- _Exercise task_: Below are some records; repeat them all exactly, minus the pictures.

- _Extracted material_:
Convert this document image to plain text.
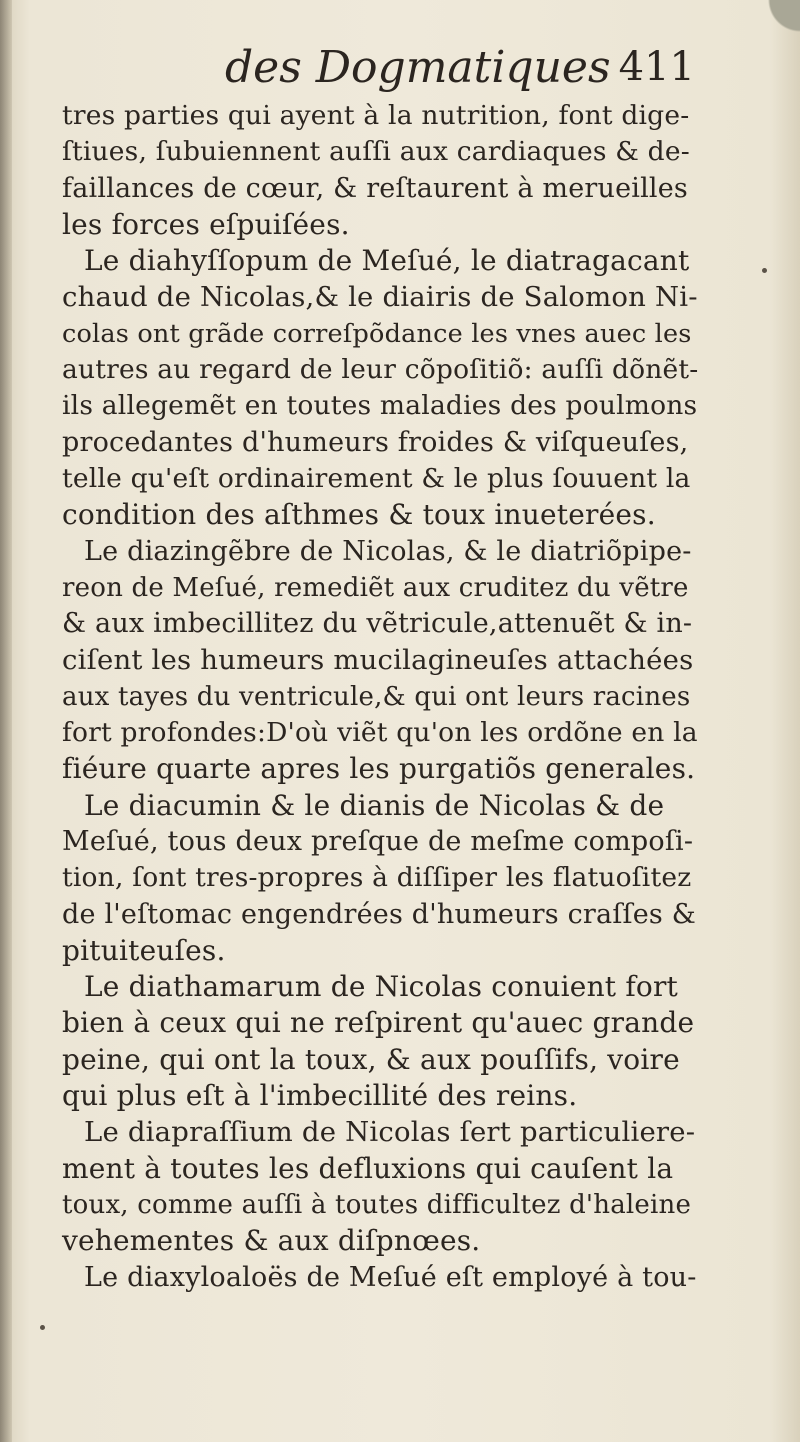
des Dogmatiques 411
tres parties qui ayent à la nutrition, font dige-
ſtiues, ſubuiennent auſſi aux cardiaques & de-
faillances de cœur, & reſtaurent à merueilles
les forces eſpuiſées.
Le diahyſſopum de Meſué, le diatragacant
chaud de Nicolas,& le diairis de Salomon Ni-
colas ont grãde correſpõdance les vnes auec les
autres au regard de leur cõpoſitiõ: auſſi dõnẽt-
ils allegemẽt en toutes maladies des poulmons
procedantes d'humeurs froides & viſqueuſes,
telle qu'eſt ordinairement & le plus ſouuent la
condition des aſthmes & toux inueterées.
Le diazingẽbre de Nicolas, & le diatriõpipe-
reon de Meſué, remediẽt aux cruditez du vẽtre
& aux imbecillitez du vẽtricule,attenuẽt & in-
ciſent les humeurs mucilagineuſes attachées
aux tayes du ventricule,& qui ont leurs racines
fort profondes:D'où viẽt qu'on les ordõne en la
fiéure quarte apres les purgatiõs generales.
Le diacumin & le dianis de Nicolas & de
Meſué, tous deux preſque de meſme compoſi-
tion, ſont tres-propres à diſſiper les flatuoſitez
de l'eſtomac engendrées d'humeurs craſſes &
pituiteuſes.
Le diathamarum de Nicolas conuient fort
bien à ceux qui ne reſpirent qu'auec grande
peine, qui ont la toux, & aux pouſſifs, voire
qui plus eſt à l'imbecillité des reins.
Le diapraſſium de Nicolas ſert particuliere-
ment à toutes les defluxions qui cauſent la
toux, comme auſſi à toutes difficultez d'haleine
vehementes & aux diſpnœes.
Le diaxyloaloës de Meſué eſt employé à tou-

- _Response to this task_:
Convert this document image to plain text.
des Dogmatiques 411
tres parties qui ayent à la nutrition, font dige-
ſtiues, ſubuiennent auſſi aux cardiaques & de-
faillances de cœur, & reſtaurent à merueilles
les forces eſpuiſées.
Le diahyſſopum de Meſué, le diatragacant
chaud de Nicolas,& le diairis de Salomon Ni-
colas ont grãde correſpõdance les vnes auec les
autres au regard de leur cõpoſitiõ: auſſi dõnẽt-
ils allegemẽt en toutes maladies des poulmons
procedantes d'humeurs froides & viſqueuſes,
telle qu'eſt ordinairement & le plus ſouuent la
condition des aſthmes & toux inueterées.
Le diazingẽbre de Nicolas, & le diatriõpipe-
reon de Meſué, remediẽt aux cruditez du vẽtre
& aux imbecillitez du vẽtricule,attenuẽt & in-
ciſent les humeurs mucilagineuſes attachées
aux tayes du ventricule,& qui ont leurs racines
fort profondes:D'où viẽt qu'on les ordõne en la
fiéure quarte apres les purgatiõs generales.
Le diacumin & le dianis de Nicolas & de
Meſué, tous deux preſque de meſme compoſi-
tion, ſont tres-propres à diſſiper les flatuoſitez
de l'eſtomac engendrées d'humeurs craſſes &
pituiteuſes.
Le diathamarum de Nicolas conuient fort
bien à ceux qui ne reſpirent qu'auec grande
peine, qui ont la toux, & aux pouſſifs, voire
qui plus eſt à l'imbecillité des reins.
Le diapraſſium de Nicolas ſert particuliere-
ment à toutes les defluxions qui cauſent la
toux, comme auſſi à toutes difficultez d'haleine
vehementes & aux diſpnœes.
Le diaxyloaloës de Meſué eſt employé à tou-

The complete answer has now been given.